[Recorded data]
§
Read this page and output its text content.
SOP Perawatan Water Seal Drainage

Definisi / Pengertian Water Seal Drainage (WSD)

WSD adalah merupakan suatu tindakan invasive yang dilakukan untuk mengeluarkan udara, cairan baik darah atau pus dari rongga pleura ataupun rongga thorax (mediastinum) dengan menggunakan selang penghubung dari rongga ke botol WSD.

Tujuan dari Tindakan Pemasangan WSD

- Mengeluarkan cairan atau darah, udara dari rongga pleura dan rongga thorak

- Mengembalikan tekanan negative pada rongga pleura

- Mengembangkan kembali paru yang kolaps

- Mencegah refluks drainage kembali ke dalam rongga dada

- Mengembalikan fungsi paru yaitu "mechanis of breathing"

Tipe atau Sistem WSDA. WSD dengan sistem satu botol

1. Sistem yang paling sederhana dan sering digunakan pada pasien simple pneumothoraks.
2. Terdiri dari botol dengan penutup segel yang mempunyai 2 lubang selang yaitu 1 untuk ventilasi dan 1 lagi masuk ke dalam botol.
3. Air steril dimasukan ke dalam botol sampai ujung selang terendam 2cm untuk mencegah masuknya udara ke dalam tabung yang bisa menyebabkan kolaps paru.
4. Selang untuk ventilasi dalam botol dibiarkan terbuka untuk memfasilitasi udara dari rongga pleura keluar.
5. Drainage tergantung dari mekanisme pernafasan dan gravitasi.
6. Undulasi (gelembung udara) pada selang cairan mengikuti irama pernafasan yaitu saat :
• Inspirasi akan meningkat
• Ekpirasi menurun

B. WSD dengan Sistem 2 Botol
§
GOAL OF THE EXERCISE.
From the listing above, copy all lines holding the word "kolaps".

EXERCISE ANSWER.
- Mengembangkan kembali paru yang kolaps
3. Air steril dimasukan ke dalam botol sampai ujung selang terendam 2cm untuk mencegah masuknya udara ke dalam tabung yang bisa menyebabkan kolaps paru.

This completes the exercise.